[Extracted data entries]
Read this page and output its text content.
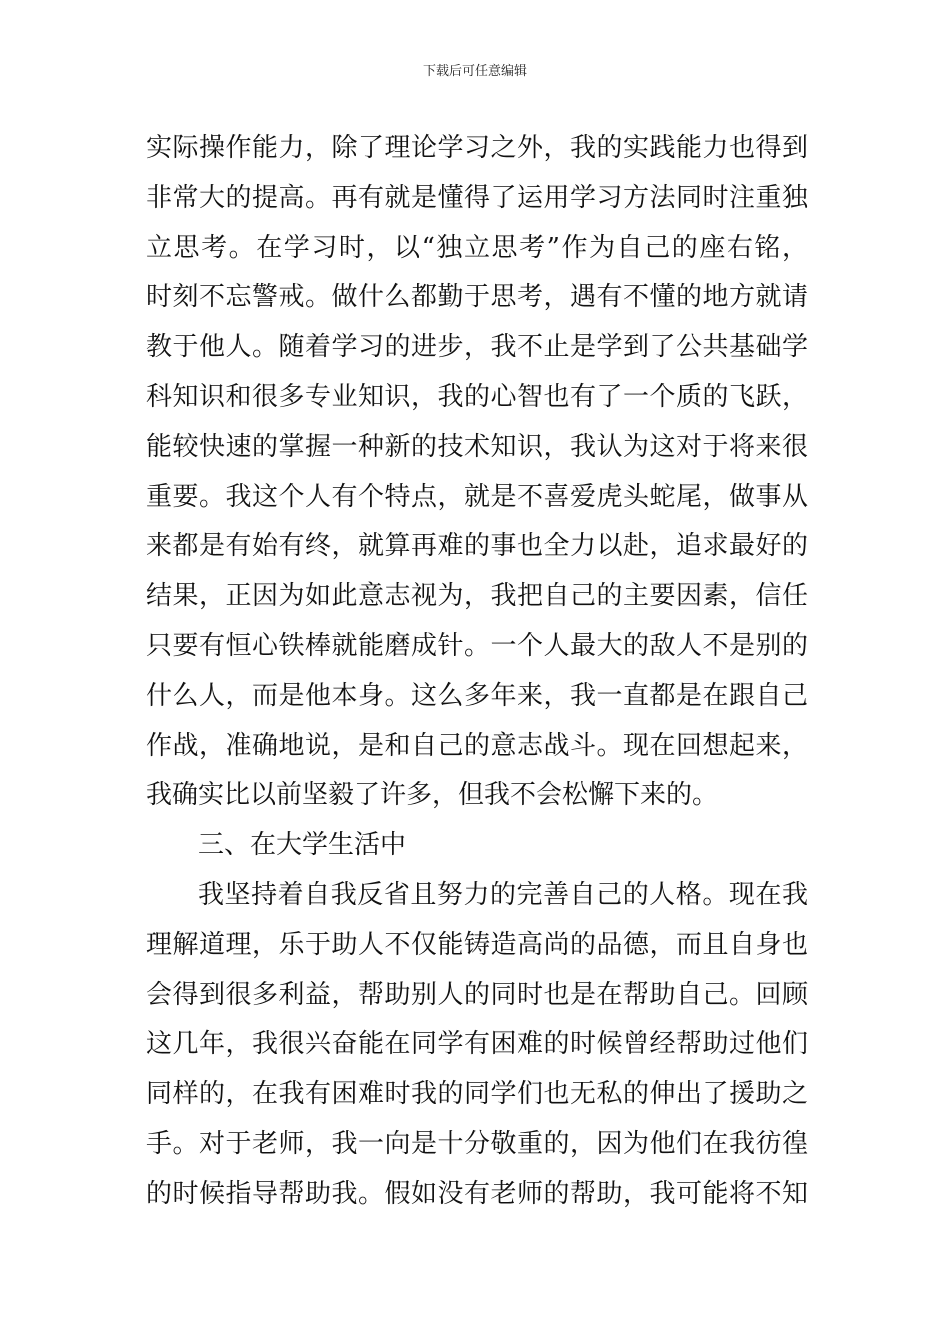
下载后可任意编辑
实际操作能力，除了理论学习之外，我的实践能力也得到
非常大的提高。再有就是懂得了运用学习方法同时注重独
立思考。在学习时，以“独立思考”作为自己的座右铭，
时刻不忘警戒。做什么都勤于思考，遇有不懂的地方就请
教于他人。随着学习的进步，我不止是学到了公共基础学
科知识和很多专业知识，我的心智也有了一个质的飞跃，
能较快速的掌握一种新的技术知识，我认为这对于将来很
重要。我这个人有个特点，就是不喜爱虎头蛇尾，做事从
来都是有始有终，就算再难的事也全力以赴，追求最好的
结果，正因为如此意志视为，我把自己的主要因素，信任
只要有恒心铁棒就能磨成针。一个人最大的敌人不是别的
什么人，而是他本身。这么多年来，我一直都是在跟自己
作战，准确地说，是和自己的意志战斗。现在回想起来，
我确实比以前坚毅了许多，但我不会松懈下来的。
三、在大学生活中
我坚持着自我反省且努力的完善自己的人格。现在我
理解道理，乐于助人不仅能铸造高尚的品德，而且自身也
会得到很多利益，帮助别人的同时也是在帮助自己。回顾
这几年，我很兴奋能在同学有困难的时候曾经帮助过他们
同样的，在我有困难时我的同学们也无私的伸出了援助之
手。对于老师，我一向是十分敬重的，因为他们在我彷徨
的时候指导帮助我。假如没有老师的帮助，我可能将不知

▶ **Exercise goal**
A faithful copy of the records above is needed, with the pictures left out.

▶ **Exercise response**
Read this page and output its text content.
下载后可任意编辑
实际操作能力，除了理论学习之外，我的实践能力也得到
非常大的提高。再有就是懂得了运用学习方法同时注重独
立思考。在学习时，以“独立思考”作为自己的座右铭，
时刻不忘警戒。做什么都勤于思考，遇有不懂的地方就请
教于他人。随着学习的进步，我不止是学到了公共基础学
科知识和很多专业知识，我的心智也有了一个质的飞跃，
能较快速的掌握一种新的技术知识，我认为这对于将来很
重要。我这个人有个特点，就是不喜爱虎头蛇尾，做事从
来都是有始有终，就算再难的事也全力以赴，追求最好的
结果，正因为如此意志视为，我把自己的主要因素，信任
只要有恒心铁棒就能磨成针。一个人最大的敌人不是别的
什么人，而是他本身。这么多年来，我一直都是在跟自己
作战，准确地说，是和自己的意志战斗。现在回想起来，
我确实比以前坚毅了许多，但我不会松懈下来的。
三、在大学生活中
我坚持着自我反省且努力的完善自己的人格。现在我
理解道理，乐于助人不仅能铸造高尚的品德，而且自身也
会得到很多利益，帮助别人的同时也是在帮助自己。回顾
这几年，我很兴奋能在同学有困难的时候曾经帮助过他们
同样的，在我有困难时我的同学们也无私的伸出了援助之
手。对于老师，我一向是十分敬重的，因为他们在我彷徨
的时候指导帮助我。假如没有老师的帮助，我可能将不知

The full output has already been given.